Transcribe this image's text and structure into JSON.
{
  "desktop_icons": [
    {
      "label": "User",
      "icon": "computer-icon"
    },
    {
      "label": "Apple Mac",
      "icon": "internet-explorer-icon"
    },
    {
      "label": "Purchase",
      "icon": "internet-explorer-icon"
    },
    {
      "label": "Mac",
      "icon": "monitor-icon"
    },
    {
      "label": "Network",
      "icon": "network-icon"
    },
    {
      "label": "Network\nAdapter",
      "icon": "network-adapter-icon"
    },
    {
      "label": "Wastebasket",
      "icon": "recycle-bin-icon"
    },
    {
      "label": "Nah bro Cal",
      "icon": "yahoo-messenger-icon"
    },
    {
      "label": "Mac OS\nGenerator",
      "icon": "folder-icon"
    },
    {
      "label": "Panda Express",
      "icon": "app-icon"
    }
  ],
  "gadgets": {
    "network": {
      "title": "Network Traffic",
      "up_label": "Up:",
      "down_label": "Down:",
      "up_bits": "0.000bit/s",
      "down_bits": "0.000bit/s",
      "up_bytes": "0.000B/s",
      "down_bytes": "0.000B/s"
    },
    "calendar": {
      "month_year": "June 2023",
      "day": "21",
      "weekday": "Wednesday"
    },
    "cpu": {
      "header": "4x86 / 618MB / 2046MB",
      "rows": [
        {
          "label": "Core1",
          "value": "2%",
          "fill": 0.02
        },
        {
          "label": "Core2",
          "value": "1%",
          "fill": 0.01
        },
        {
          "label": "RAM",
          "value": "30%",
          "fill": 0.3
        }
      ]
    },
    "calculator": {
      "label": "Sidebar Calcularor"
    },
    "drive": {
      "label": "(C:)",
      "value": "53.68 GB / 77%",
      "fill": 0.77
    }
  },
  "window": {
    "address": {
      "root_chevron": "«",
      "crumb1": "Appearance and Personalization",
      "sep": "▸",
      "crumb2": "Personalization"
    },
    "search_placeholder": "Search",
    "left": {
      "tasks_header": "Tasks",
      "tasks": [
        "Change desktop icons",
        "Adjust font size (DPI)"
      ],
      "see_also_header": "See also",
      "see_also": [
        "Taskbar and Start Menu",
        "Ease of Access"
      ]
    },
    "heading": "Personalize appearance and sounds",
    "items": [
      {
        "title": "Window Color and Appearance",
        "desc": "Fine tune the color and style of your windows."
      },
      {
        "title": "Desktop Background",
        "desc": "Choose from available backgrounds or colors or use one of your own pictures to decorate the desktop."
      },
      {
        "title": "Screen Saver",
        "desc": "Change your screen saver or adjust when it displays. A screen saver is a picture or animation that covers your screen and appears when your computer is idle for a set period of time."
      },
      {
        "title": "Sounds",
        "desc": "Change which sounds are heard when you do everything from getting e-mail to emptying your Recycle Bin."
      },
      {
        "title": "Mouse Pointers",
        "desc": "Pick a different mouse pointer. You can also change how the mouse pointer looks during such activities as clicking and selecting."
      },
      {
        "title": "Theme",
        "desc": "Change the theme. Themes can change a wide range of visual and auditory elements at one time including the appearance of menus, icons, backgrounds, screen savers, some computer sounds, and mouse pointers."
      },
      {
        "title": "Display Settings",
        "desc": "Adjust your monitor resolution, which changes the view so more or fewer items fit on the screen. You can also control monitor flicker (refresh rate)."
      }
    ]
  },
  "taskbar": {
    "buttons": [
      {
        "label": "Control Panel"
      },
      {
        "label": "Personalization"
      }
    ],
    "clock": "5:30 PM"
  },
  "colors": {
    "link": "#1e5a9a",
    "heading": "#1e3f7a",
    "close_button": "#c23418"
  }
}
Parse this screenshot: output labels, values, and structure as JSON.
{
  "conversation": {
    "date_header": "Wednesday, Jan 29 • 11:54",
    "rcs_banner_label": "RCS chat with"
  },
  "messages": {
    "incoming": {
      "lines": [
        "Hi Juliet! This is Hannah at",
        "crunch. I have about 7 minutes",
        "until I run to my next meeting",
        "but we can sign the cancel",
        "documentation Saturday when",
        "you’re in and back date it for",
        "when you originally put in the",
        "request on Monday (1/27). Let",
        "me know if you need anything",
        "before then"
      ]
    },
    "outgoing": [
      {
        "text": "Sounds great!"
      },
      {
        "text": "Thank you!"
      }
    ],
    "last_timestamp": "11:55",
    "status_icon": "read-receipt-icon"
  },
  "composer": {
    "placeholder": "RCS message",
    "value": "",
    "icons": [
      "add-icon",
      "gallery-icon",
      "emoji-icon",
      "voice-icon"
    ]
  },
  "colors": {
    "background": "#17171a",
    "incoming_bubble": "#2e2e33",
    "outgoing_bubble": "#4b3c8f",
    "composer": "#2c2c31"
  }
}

Work to complete:
Give all of the entries again, word for word.

Solved problem:
Transcribe this image's text and structure into JSON.
{
  "desktop_icons": [
    {
      "label": "User",
      "icon": "computer-icon"
    },
    {
      "label": "Apple Mac",
      "icon": "internet-explorer-icon"
    },
    {
      "label": "Purchase",
      "icon": "internet-explorer-icon"
    },
    {
      "label": "Mac",
      "icon": "monitor-icon"
    },
    {
      "label": "Network",
      "icon": "network-icon"
    },
    {
      "label": "Network\nAdapter",
      "icon": "network-adapter-icon"
    },
    {
      "label": "Wastebasket",
      "icon": "recycle-bin-icon"
    },
    {
      "label": "Nah bro Cal",
      "icon": "yahoo-messenger-icon"
    },
    {
      "label": "Mac OS\nGenerator",
      "icon": "folder-icon"
    },
    {
      "label": "Panda Express",
      "icon": "app-icon"
    }
  ],
  "gadgets": {
    "network": {
      "title": "Network Traffic",
      "up_label": "Up:",
      "down_label": "Down:",
      "up_bits": "0.000bit/s",
      "down_bits": "0.000bit/s",
      "up_bytes": "0.000B/s",
      "down_bytes": "0.000B/s"
    },
    "calendar": {
      "month_year": "June 2023",
      "day": "21",
      "weekday": "Wednesday"
    },
    "cpu": {
      "header": "4x86 / 618MB / 2046MB",
      "rows": [
        {
          "label": "Core1",
          "value": "2%",
          "fill": 0.02
        },
        {
          "label": "Core2",
          "value": "1%",
          "fill": 0.01
        },
        {
          "label": "RAM",
          "value": "30%",
          "fill": 0.3
        }
      ]
    },
    "calculator": {
      "label": "Sidebar Calcularor"
    },
    "drive": {
      "label": "(C:)",
      "value": "53.68 GB / 77%",
      "fill": 0.77
    }
  },
  "window": {
    "address": {
      "root_chevron": "«",
      "crumb1": "Appearance and Personalization",
      "sep": "▸",
      "crumb2": "Personalization"
    },
    "search_placeholder": "Search",
    "left": {
      "tasks_header": "Tasks",
      "tasks": [
        "Change desktop icons",
        "Adjust font size (DPI)"
      ],
      "see_also_header": "See also",
      "see_also": [
        "Taskbar and Start Menu",
        "Ease of Access"
      ]
    },
    "heading": "Personalize appearance and sounds",
    "items": [
      {
        "title": "Window Color and Appearance",
        "desc": "Fine tune the color and style of your windows."
      },
      {
        "title": "Desktop Background",
        "desc": "Choose from available backgrounds or colors or use one of your own pictures to decorate the desktop."
      },
      {
        "title": "Screen Saver",
        "desc": "Change your screen saver or adjust when it displays. A screen saver is a picture or animation that covers your screen and appears when your computer is idle for a set period of time."
      },
      {
        "title": "Sounds",
        "desc": "Change which sounds are heard when you do everything from getting e-mail to emptying your Recycle Bin."
      },
      {
        "title": "Mouse Pointers",
        "desc": "Pick a different mouse pointer. You can also change how the mouse pointer looks during such activities as clicking and selecting."
      },
      {
        "title": "Theme",
        "desc": "Change the theme. Themes can change a wide range of visual and auditory elements at one time including the appearance of menus, icons, backgrounds, screen savers, some computer sounds, and mouse pointers."
      },
      {
        "title": "Display Settings",
        "desc": "Adjust your monitor resolution, which changes the view so more or fewer items fit on the screen. You can also control monitor flicker (refresh rate)."
      }
    ]
  },
  "taskbar": {
    "buttons": [
      {
        "label": "Control Panel"
      },
      {
        "label": "Personalization"
      }
    ],
    "clock": "5:30 PM"
  },
  "colors": {
    "link": "#1e5a9a",
    "heading": "#1e3f7a",
    "close_button": "#c23418"
  }
}
Parse this screenshot: output labels, values, and structure as JSON.
{
  "conversation": {
    "date_header": "Wednesday, Jan 29 • 11:54",
    "rcs_banner_label": "RCS chat with"
  },
  "messages": {
    "incoming": {
      "lines": [
        "Hi Juliet! This is Hannah at",
        "crunch. I have about 7 minutes",
        "until I run to my next meeting",
        "but we can sign the cancel",
        "documentation Saturday when",
        "you’re in and back date it for",
        "when you originally put in the",
        "request on Monday (1/27). Let",
        "me know if you need anything",
        "before then"
      ]
    },
    "outgoing": [
      {
        "text": "Sounds great!"
      },
      {
        "text": "Thank you!"
      }
    ],
    "last_timestamp": "11:55",
    "status_icon": "read-receipt-icon"
  },
  "composer": {
    "placeholder": "RCS message",
    "value": "",
    "icons": [
      "add-icon",
      "gallery-icon",
      "emoji-icon",
      "voice-icon"
    ]
  },
  "colors": {
    "background": "#17171a",
    "incoming_bubble": "#2e2e33",
    "outgoing_bubble": "#4b3c8f",
    "composer": "#2c2c31"
  }
}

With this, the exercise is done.